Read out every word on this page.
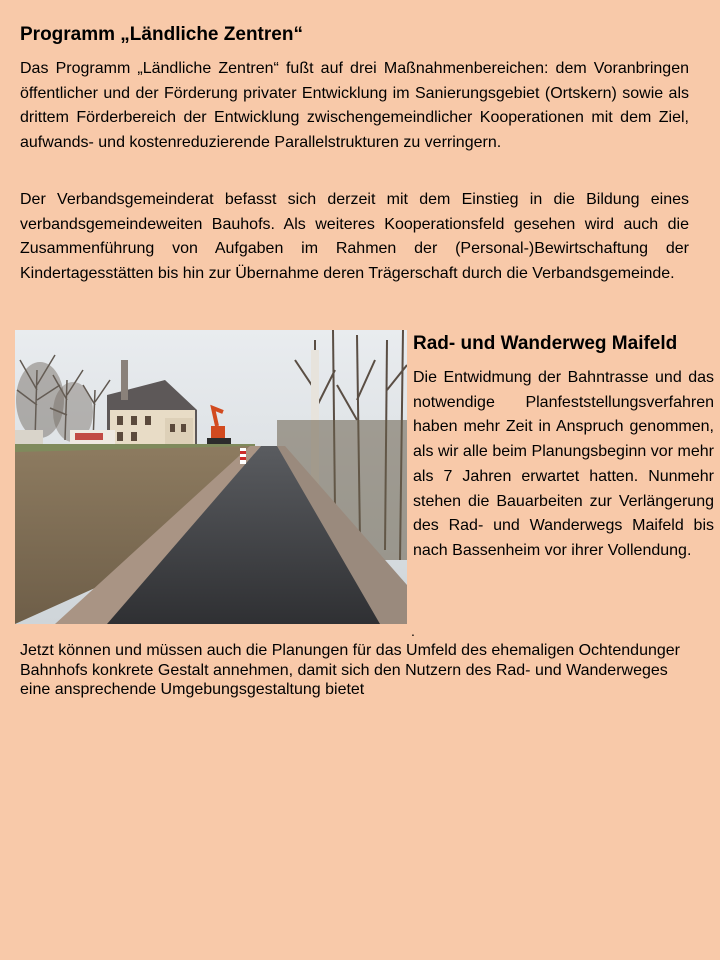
Programm „Ländliche Zentren“

Das Programm „Ländliche Zentren“ fußt auf drei Maßnahmenbereichen: dem Voranbringen öffentlicher und der Förderung privater Entwicklung im Sanierungsgebiet (Ortskern) sowie als drittem Förderbereich der Entwicklung zwischengemeindlicher Kooperationen mit dem Ziel, aufwands- und kostenreduzierende Parallelstrukturen zu verringern.

Der Verbandsgemeinderat befasst sich derzeit mit dem Einstieg in die Bildung eines verbandsgemeindeweiten Bauhofs. Als weiteres Kooperationsfeld gesehen wird auch die Zusammenführung von Aufgaben im Rahmen der (Personal-)Bewirtschaftung der Kindertagesstätten bis hin zur Übernahme deren Trägerschaft durch die Verbandsgemeinde.

Rad- und Wanderweg Maifeld

Die Entwidmung der Bahntrasse und das notwendige Planfeststellungsverfahren haben mehr Zeit in Anspruch genommen, als wir alle beim Planungsbeginn vor mehr als 7 Jahren erwartet hatten. Nunmehr stehen die Bauarbeiten zur Verlängerung des Rad- und Wanderwegs Maifeld bis nach Bassenheim vor ihrer Vollendung.

.

Jetzt können und müssen auch die Planungen für das Umfeld des ehemaligen Ochtendunger Bahnhofs konkrete Gestalt annehmen, damit sich den Nutzern des Rad- und Wanderweges eine ansprechende Umgebungsgestaltung bietet
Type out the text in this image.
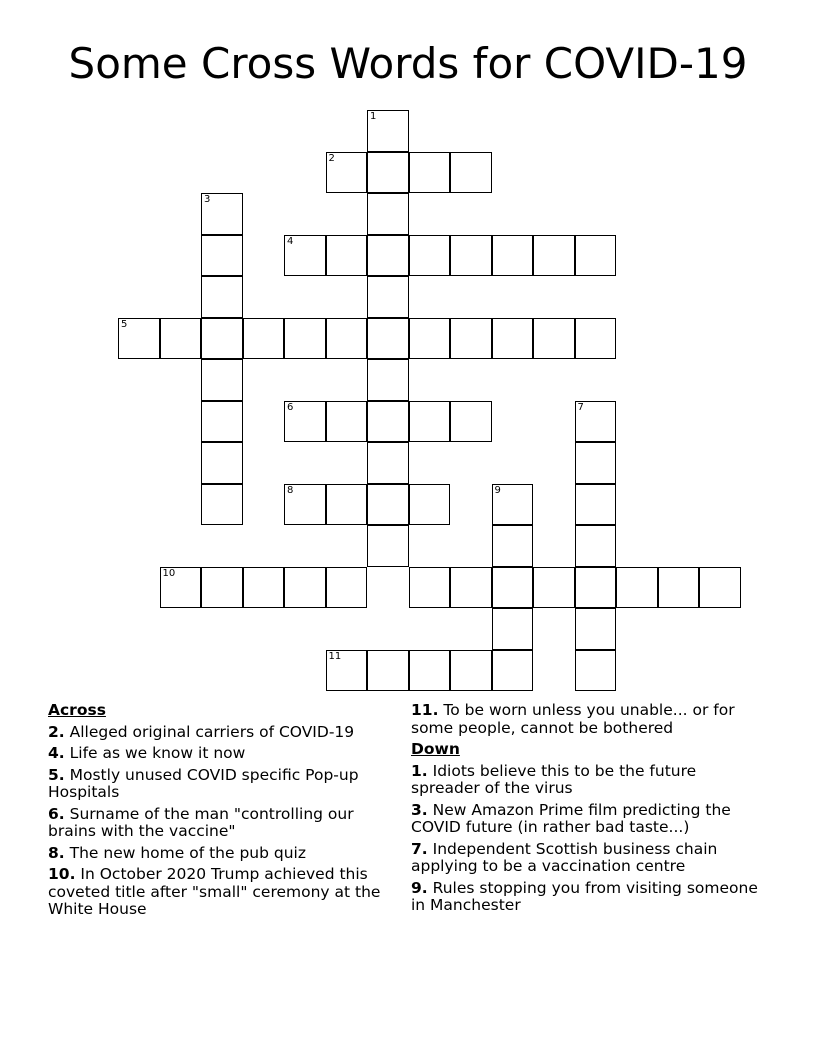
Some Cross Words for COVID-19
1
2
3
4
5
6	7
8	9
10
11
Across
2. Alleged original carriers of COVID-19
4. Life as we know it now
5. Mostly unused COVID specific Pop-up Hospitals
6. Surname of the man "controlling our brains with the vaccine"
8. The new home of the pub quiz
10. In October 2020 Trump achieved this coveted title after "small" ceremony at the White House
11. To be worn unless you unable... or for some people, cannot be bothered
Down
1. Idiots believe this to be the future spreader of the virus
3. New Amazon Prime film predicting the COVID future (in rather bad taste...)
7. Independent Scottish business chain applying to be a vaccination centre
9. Rules stopping you from visiting someone in Manchester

===============

## PROBLEM DETAILS
Hand back every line of the material, exactly, without the pictures.

## ANSWER FOR THE TASK
Read out every word on this page.
Programm „Ländliche Zentren“

Das Programm „Ländliche Zentren“ fußt auf drei Maßnahmenbereichen: dem Voranbringen öffentlicher und der Förderung privater Entwicklung im Sanierungsgebiet (Ortskern) sowie als drittem Förderbereich der Entwicklung zwischengemeindlicher Kooperationen mit dem Ziel, aufwands- und kostenreduzierende Parallelstrukturen zu verringern.

Der Verbandsgemeinderat befasst sich derzeit mit dem Einstieg in die Bildung eines verbandsgemeindeweiten Bauhofs. Als weiteres Kooperationsfeld gesehen wird auch die Zusammenführung von Aufgaben im Rahmen der (Personal-)Bewirtschaftung der Kindertagesstätten bis hin zur Übernahme deren Trägerschaft durch die Verbandsgemeinde.

Rad- und Wanderweg Maifeld

Die Entwidmung der Bahntrasse und das notwendige Planfeststellungsverfahren haben mehr Zeit in Anspruch genommen, als wir alle beim Planungsbeginn vor mehr als 7 Jahren erwartet hatten. Nunmehr stehen die Bauarbeiten zur Verlängerung des Rad- und Wanderwegs Maifeld bis nach Bassenheim vor ihrer Vollendung.

.

Jetzt können und müssen auch die Planungen für das Umfeld des ehemaligen Ochtendunger Bahnhofs konkrete Gestalt annehmen, damit sich den Nutzern des Rad- und Wanderweges eine ansprechende Umgebungsgestaltung bietet
Type out the text in this image.
Some Cross Words for COVID-19
1
2
3
4
5
6	7
8	9
10
11
Across
2. Alleged original carriers of COVID-19
4. Life as we know it now
5. Mostly unused COVID specific Pop-up Hospitals
6. Surname of the man "controlling our brains with the vaccine"
8. The new home of the pub quiz
10. In October 2020 Trump achieved this coveted title after "small" ceremony at the White House
11. To be worn unless you unable... or for some people, cannot be bothered
Down
1. Idiots believe this to be the future spreader of the virus
3. New Amazon Prime film predicting the COVID future (in rather bad taste...)
7. Independent Scottish business chain applying to be a vaccination centre
9. Rules stopping you from visiting someone in Manchester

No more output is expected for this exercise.